_WHAT THE TASK REQUIRES_: Repeat exactly the lines from the line containing "Enumerate this screenshot's" to the last line of the listing, including both.

_THE INPUT_:
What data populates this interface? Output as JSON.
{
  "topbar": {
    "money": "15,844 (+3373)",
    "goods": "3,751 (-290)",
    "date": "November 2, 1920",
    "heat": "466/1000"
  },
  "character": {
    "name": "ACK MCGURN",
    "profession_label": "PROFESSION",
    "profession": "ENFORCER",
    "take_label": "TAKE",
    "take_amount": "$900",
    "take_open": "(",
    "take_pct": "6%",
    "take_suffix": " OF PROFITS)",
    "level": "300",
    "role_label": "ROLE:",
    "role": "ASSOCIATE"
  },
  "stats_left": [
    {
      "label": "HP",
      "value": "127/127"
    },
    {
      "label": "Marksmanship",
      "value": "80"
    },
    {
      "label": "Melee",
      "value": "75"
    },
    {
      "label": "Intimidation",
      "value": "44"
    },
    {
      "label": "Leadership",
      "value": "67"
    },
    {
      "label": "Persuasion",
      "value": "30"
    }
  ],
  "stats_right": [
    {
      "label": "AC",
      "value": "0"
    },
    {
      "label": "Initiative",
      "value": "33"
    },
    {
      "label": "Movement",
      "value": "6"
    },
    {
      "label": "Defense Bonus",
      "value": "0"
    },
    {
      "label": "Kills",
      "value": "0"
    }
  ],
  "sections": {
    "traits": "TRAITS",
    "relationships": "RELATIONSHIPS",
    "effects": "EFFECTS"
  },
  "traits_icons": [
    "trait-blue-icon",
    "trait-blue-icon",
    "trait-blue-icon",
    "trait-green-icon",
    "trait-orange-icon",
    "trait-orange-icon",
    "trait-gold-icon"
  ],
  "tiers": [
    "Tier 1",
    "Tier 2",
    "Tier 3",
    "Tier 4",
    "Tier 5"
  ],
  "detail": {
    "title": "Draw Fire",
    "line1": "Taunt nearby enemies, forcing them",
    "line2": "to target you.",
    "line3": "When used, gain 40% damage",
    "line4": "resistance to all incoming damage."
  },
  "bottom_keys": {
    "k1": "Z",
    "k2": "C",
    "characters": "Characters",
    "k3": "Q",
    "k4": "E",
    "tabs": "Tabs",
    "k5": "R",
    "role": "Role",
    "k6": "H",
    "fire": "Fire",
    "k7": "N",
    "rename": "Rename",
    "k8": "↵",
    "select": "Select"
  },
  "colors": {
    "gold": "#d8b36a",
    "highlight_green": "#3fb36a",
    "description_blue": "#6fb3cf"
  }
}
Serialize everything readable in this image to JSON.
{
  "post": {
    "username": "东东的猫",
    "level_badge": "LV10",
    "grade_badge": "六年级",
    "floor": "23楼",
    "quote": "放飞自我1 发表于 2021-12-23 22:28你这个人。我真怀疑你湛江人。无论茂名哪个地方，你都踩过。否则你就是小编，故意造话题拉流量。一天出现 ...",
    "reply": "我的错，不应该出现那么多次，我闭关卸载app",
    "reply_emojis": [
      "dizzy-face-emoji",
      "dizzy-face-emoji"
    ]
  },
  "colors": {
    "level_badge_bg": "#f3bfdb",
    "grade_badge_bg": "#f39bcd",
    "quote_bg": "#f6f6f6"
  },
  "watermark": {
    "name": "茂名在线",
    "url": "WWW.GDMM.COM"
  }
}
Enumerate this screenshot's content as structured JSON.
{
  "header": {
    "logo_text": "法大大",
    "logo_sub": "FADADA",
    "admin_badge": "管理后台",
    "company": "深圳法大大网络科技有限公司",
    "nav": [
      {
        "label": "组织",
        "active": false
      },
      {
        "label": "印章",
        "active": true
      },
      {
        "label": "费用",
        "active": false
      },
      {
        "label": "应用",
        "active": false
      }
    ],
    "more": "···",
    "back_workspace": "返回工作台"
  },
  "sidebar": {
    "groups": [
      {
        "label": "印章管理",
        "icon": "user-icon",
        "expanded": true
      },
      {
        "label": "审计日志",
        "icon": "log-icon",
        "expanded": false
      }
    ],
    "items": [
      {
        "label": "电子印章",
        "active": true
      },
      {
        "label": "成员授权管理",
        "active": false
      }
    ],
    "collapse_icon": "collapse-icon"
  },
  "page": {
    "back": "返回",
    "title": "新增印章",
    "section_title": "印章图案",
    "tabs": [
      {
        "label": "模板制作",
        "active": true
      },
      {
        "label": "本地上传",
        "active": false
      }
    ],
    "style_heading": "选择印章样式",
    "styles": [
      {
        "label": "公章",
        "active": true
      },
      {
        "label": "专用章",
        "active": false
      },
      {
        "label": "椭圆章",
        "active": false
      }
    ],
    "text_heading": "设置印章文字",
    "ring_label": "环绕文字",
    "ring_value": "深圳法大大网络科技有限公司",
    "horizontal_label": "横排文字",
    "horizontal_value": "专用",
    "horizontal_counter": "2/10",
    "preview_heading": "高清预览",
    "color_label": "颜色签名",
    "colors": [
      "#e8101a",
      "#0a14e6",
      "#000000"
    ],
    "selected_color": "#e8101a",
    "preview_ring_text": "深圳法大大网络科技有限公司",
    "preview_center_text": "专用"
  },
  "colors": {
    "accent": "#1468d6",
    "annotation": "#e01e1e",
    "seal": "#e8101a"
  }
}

_WRITTEN ANSWER_:
Enumerate this screenshot's content as structured JSON.
{
  "header": {
    "logo_text": "法大大",
    "logo_sub": "FADADA",
    "admin_badge": "管理后台",
    "company": "深圳法大大网络科技有限公司",
    "nav": [
      {
        "label": "组织",
        "active": false
      },
      {
        "label": "印章",
        "active": true
      },
      {
        "label": "费用",
        "active": false
      },
      {
        "label": "应用",
        "active": false
      }
    ],
    "more": "···",
    "back_workspace": "返回工作台"
  },
  "sidebar": {
    "groups": [
      {
        "label": "印章管理",
        "icon": "user-icon",
        "expanded": true
      },
      {
        "label": "审计日志",
        "icon": "log-icon",
        "expanded": false
      }
    ],
    "items": [
      {
        "label": "电子印章",
        "active": true
      },
      {
        "label": "成员授权管理",
        "active": false
      }
    ],
    "collapse_icon": "collapse-icon"
  },
  "page": {
    "back": "返回",
    "title": "新增印章",
    "section_title": "印章图案",
    "tabs": [
      {
        "label": "模板制作",
        "active": true
      },
      {
        "label": "本地上传",
        "active": false
      }
    ],
    "style_heading": "选择印章样式",
    "styles": [
      {
        "label": "公章",
        "active": true
      },
      {
        "label": "专用章",
        "active": false
      },
      {
        "label": "椭圆章",
        "active": false
      }
    ],
    "text_heading": "设置印章文字",
    "ring_label": "环绕文字",
    "ring_value": "深圳法大大网络科技有限公司",
    "horizontal_label": "横排文字",
    "horizontal_value": "专用",
    "horizontal_counter": "2/10",
    "preview_heading": "高清预览",
    "color_label": "颜色签名",
    "colors": [
      "#e8101a",
      "#0a14e6",
      "#000000"
    ],
    "selected_color": "#e8101a",
    "preview_ring_text": "深圳法大大网络科技有限公司",
    "preview_center_text": "专用"
  },
  "colors": {
    "accent": "#1468d6",
    "annotation": "#e01e1e",
    "seal": "#e8101a"
  }
}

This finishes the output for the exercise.